Extrait du texte:

Christian Bouleau a acquiescé et rappelé, en s’appuyant sur son expérience personnelle, que même dans l’ancien système territorial du CNDS, tant décrié par les élus locaux, ces derniers pouvaient peser dans la balance… à condition d’avancer groupés. « Dans le Loiret, pour la dotation d’équipement des territoires ruraux (DETR), ce n’est pas le préfet qui décide, c’est nous ! On s’est pris en main : l’AD des maires se réunit avant et décide des orientations. »

Pour autant, d’autres élus comme Bertrand Ringot, maire de Gravelines (59), craignent la concurrence entre territoires et réclameraient presque… une recentralisation : « Je suis attaché à la concertation régionale, mais il faut une décision nationale. Il y a un jeu politique qui va s’organiser, chacun veut des équipements chez lui. Quand il s’agira de grands équipements structurants, il y aura des conflits », a-t-il estimé. Pour David Lazarus, la question ne se posera pas car « les enveloppes régionales seront consacrées aux équipements de proximité. Ce qui est très structurant, en revanche, restera au niveau national, et là aussi, des élus locaux défendent nos intérêts. »

Quelle gestion de proximité ?

À faire:
Reprenez l'extrait sur le rôle des élus locaux dans l'attribution des équipements à l'endroit où il s'arrête, c'est-à-dire après l'intertitre « Quelle gestion de proximité ? ».

Données fournies:

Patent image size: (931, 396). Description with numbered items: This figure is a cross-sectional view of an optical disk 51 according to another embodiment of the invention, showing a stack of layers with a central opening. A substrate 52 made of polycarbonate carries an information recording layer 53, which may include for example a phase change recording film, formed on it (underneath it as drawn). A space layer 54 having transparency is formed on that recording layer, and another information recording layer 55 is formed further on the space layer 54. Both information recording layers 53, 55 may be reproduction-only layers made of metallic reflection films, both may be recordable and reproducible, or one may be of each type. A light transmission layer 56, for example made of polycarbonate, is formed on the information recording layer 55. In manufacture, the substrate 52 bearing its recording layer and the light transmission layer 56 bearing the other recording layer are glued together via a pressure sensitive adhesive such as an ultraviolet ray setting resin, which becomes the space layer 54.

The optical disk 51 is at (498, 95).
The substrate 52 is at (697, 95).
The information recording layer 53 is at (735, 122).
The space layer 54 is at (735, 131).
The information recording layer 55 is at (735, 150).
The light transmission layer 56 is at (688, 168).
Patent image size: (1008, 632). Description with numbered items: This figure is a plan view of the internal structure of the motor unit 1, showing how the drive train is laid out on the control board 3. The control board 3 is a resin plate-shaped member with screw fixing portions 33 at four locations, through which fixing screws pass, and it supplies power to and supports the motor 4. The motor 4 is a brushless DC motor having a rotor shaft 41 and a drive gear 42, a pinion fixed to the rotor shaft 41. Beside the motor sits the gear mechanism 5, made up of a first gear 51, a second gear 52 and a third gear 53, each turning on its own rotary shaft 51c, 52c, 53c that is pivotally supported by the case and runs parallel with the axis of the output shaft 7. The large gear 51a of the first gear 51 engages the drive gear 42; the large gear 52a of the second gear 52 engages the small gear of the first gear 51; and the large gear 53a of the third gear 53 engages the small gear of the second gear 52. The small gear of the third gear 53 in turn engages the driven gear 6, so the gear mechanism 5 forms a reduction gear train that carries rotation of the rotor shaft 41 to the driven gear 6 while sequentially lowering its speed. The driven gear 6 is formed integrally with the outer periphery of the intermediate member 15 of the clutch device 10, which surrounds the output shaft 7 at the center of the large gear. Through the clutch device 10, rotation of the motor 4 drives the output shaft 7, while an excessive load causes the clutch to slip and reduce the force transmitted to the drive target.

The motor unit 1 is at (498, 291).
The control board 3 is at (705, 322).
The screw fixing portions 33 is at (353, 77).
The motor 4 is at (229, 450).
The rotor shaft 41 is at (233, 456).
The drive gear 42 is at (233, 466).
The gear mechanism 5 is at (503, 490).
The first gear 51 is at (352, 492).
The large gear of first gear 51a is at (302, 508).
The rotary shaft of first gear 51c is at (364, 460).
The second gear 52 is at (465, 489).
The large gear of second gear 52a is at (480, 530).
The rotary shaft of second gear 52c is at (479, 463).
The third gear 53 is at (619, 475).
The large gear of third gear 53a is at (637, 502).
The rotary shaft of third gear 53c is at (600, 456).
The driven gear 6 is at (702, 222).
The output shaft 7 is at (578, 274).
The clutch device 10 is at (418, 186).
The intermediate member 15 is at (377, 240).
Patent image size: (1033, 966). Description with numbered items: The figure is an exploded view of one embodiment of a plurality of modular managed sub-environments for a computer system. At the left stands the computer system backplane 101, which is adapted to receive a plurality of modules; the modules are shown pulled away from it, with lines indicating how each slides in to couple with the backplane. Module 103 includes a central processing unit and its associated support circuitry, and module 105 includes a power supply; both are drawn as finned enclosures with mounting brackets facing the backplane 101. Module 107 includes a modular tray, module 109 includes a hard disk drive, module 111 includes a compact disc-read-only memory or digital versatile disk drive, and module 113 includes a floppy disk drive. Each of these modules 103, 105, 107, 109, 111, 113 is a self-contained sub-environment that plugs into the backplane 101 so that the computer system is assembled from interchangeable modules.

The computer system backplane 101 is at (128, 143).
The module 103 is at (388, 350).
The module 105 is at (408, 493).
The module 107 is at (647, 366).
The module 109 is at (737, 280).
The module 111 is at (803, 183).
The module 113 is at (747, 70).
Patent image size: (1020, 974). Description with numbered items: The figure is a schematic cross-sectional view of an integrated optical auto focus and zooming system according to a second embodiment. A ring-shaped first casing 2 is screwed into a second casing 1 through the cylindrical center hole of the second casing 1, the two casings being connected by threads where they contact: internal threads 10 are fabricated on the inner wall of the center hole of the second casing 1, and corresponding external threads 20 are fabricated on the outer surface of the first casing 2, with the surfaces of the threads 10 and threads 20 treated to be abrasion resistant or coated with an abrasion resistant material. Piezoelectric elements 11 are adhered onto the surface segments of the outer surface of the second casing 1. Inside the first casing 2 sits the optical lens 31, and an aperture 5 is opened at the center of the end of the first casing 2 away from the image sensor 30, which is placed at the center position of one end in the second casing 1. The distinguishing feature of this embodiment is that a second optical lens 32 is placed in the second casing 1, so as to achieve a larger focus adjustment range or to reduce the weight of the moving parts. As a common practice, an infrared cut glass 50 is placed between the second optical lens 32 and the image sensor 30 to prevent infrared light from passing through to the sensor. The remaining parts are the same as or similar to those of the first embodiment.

Exercice corrigé:
Mais la gestion de la proximité, en l’absence des décrets, reste encore floue. Ainsi, si dans la région Grand-Est, il devrait y avoir une conférence des financeurs dans chacun des dix départements, ce ne sera pas forcément le cas ailleurs. Frédéric Sanaur a reconnu que pour faire aboutir leur projet, les maires devront le « défendre dans le cadre d’une vision qui dépasse leur seul territoire » et, pour cela, « connaître l’ensemble des acteurs » : clubs, ligues et fédérations, entreprises… Quoiqu’il arrive, il a assuré que « l’Agence restera un interlocuteur de proximité », qui dialogue au quotidien avec les têtes de réseaux, les grands élus et les fédérations, « mais aussi les présidents de clubs omnisports, même avec seulement cinquante licenciés ».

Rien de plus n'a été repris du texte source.